Write out the records below word for word, please.

[Lines of data]
((

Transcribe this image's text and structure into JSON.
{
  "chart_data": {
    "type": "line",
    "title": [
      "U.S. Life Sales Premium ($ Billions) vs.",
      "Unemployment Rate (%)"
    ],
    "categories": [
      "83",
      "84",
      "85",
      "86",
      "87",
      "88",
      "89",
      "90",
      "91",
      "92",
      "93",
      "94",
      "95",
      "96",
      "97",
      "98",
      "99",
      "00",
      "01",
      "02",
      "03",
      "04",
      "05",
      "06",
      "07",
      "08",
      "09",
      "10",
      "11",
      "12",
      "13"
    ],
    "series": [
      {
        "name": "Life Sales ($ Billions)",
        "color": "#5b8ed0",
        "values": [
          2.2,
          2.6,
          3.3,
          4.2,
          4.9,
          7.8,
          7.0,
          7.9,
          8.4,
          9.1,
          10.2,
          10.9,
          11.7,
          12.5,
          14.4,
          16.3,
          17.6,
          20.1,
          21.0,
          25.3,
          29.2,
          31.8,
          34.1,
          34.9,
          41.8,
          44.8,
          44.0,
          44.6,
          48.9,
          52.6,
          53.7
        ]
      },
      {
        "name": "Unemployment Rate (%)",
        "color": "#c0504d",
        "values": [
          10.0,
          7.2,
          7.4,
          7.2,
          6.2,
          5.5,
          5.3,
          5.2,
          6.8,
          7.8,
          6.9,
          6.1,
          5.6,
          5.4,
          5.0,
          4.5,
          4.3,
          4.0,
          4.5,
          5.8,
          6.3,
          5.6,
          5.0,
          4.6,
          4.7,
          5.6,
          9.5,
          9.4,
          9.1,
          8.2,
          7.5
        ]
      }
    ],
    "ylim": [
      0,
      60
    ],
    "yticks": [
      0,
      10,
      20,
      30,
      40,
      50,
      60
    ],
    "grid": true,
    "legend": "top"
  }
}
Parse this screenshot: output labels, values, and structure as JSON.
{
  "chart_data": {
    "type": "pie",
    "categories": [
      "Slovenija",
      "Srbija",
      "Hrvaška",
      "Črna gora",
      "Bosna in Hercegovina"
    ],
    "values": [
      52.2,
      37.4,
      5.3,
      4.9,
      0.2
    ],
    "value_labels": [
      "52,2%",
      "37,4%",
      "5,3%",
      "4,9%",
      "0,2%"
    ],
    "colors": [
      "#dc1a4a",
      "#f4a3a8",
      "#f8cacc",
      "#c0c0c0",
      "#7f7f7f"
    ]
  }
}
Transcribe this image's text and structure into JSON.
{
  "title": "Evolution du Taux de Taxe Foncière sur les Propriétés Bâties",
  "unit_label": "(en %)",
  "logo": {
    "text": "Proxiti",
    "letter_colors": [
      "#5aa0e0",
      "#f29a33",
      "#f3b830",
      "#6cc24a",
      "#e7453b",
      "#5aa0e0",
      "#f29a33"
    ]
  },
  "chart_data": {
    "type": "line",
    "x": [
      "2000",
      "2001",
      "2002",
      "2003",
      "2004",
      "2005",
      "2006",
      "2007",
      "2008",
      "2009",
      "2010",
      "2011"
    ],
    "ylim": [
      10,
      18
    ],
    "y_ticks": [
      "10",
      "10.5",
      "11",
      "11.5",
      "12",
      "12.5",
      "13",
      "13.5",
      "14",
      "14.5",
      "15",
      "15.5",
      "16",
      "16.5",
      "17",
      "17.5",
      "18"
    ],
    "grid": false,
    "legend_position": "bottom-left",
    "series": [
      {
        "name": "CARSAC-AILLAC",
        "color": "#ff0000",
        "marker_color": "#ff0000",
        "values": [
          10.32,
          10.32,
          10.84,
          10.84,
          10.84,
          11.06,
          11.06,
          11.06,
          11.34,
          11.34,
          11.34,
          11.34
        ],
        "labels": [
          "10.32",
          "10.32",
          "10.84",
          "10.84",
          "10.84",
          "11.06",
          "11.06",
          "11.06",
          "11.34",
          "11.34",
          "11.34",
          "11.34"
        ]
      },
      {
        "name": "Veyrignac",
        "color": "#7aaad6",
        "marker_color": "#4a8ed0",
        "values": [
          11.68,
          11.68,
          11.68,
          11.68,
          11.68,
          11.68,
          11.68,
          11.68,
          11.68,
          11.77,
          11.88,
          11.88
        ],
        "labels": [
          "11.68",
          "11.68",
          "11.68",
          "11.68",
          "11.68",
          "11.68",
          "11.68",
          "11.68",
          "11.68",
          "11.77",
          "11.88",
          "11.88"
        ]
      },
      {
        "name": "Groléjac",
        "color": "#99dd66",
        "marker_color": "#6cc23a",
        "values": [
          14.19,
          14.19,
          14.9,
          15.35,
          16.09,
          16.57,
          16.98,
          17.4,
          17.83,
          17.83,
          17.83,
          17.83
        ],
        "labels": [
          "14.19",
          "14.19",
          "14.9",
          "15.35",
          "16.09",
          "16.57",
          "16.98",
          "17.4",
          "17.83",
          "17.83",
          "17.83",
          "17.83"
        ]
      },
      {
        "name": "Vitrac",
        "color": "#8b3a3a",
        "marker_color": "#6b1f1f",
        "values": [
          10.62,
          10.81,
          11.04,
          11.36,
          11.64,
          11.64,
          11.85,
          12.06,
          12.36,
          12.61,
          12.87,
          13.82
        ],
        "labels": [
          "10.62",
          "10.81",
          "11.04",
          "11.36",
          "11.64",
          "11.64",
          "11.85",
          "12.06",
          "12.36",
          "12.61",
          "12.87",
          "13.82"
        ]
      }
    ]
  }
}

))

* [COMPLETE ANSWER]:
Transcribe this image's text and structure into JSON.
{
  "chart_data": {
    "type": "line",
    "title": [
      "U.S. Life Sales Premium ($ Billions) vs.",
      "Unemployment Rate (%)"
    ],
    "categories": [
      "83",
      "84",
      "85",
      "86",
      "87",
      "88",
      "89",
      "90",
      "91",
      "92",
      "93",
      "94",
      "95",
      "96",
      "97",
      "98",
      "99",
      "00",
      "01",
      "02",
      "03",
      "04",
      "05",
      "06",
      "07",
      "08",
      "09",
      "10",
      "11",
      "12",
      "13"
    ],
    "series": [
      {
        "name": "Life Sales ($ Billions)",
        "color": "#5b8ed0",
        "values": [
          2.2,
          2.6,
          3.3,
          4.2,
          4.9,
          7.8,
          7.0,
          7.9,
          8.4,
          9.1,
          10.2,
          10.9,
          11.7,
          12.5,
          14.4,
          16.3,
          17.6,
          20.1,
          21.0,
          25.3,
          29.2,
          31.8,
          34.1,
          34.9,
          41.8,
          44.8,
          44.0,
          44.6,
          48.9,
          52.6,
          53.7
        ]
      },
      {
        "name": "Unemployment Rate (%)",
        "color": "#c0504d",
        "values": [
          10.0,
          7.2,
          7.4,
          7.2,
          6.2,
          5.5,
          5.3,
          5.2,
          6.8,
          7.8,
          6.9,
          6.1,
          5.6,
          5.4,
          5.0,
          4.5,
          4.3,
          4.0,
          4.5,
          5.8,
          6.3,
          5.6,
          5.0,
          4.6,
          4.7,
          5.6,
          9.5,
          9.4,
          9.1,
          8.2,
          7.5
        ]
      }
    ],
    "ylim": [
      0,
      60
    ],
    "yticks": [
      0,
      10,
      20,
      30,
      40,
      50,
      60
    ],
    "grid": true,
    "legend": "top"
  }
}
Parse this screenshot: output labels, values, and structure as JSON.
{
  "chart_data": {
    "type": "pie",
    "categories": [
      "Slovenija",
      "Srbija",
      "Hrvaška",
      "Črna gora",
      "Bosna in Hercegovina"
    ],
    "values": [
      52.2,
      37.4,
      5.3,
      4.9,
      0.2
    ],
    "value_labels": [
      "52,2%",
      "37,4%",
      "5,3%",
      "4,9%",
      "0,2%"
    ],
    "colors": [
      "#dc1a4a",
      "#f4a3a8",
      "#f8cacc",
      "#c0c0c0",
      "#7f7f7f"
    ]
  }
}
Transcribe this image's text and structure into JSON.
{
  "title": "Evolution du Taux de Taxe Foncière sur les Propriétés Bâties",
  "unit_label": "(en %)",
  "logo": {
    "text": "Proxiti",
    "letter_colors": [
      "#5aa0e0",
      "#f29a33",
      "#f3b830",
      "#6cc24a",
      "#e7453b",
      "#5aa0e0",
      "#f29a33"
    ]
  },
  "chart_data": {
    "type": "line",
    "x": [
      "2000",
      "2001",
      "2002",
      "2003",
      "2004",
      "2005",
      "2006",
      "2007",
      "2008",
      "2009",
      "2010",
      "2011"
    ],
    "ylim": [
      10,
      18
    ],
    "y_ticks": [
      "10",
      "10.5",
      "11",
      "11.5",
      "12",
      "12.5",
      "13",
      "13.5",
      "14",
      "14.5",
      "15",
      "15.5",
      "16",
      "16.5",
      "17",
      "17.5",
      "18"
    ],
    "grid": false,
    "legend_position": "bottom-left",
    "series": [
      {
        "name": "CARSAC-AILLAC",
        "color": "#ff0000",
        "marker_color": "#ff0000",
        "values": [
          10.32,
          10.32,
          10.84,
          10.84,
          10.84,
          11.06,
          11.06,
          11.06,
          11.34,
          11.34,
          11.34,
          11.34
        ],
        "labels": [
          "10.32",
          "10.32",
          "10.84",
          "10.84",
          "10.84",
          "11.06",
          "11.06",
          "11.06",
          "11.34",
          "11.34",
          "11.34",
          "11.34"
        ]
      },
      {
        "name": "Veyrignac",
        "color": "#7aaad6",
        "marker_color": "#4a8ed0",
        "values": [
          11.68,
          11.68,
          11.68,
          11.68,
          11.68,
          11.68,
          11.68,
          11.68,
          11.68,
          11.77,
          11.88,
          11.88
        ],
        "labels": [
          "11.68",
          "11.68",
          "11.68",
          "11.68",
          "11.68",
          "11.68",
          "11.68",
          "11.68",
          "11.68",
          "11.77",
          "11.88",
          "11.88"
        ]
      },
      {
        "name": "Groléjac",
        "color": "#99dd66",
        "marker_color": "#6cc23a",
        "values": [
          14.19,
          14.19,
          14.9,
          15.35,
          16.09,
          16.57,
          16.98,
          17.4,
          17.83,
          17.83,
          17.83,
          17.83
        ],
        "labels": [
          "14.19",
          "14.19",
          "14.9",
          "15.35",
          "16.09",
          "16.57",
          "16.98",
          "17.4",
          "17.83",
          "17.83",
          "17.83",
          "17.83"
        ]
      },
      {
        "name": "Vitrac",
        "color": "#8b3a3a",
        "marker_color": "#6b1f1f",
        "values": [
          10.62,
          10.81,
          11.04,
          11.36,
          11.64,
          11.64,
          11.85,
          12.06,
          12.36,
          12.61,
          12.87,
          13.82
        ],
        "labels": [
          "10.62",
          "10.81",
          "11.04",
          "11.36",
          "11.64",
          "11.64",
          "11.85",
          "12.06",
          "12.36",
          "12.61",
          "12.87",
          "13.82"
        ]
      }
    ]
  }
}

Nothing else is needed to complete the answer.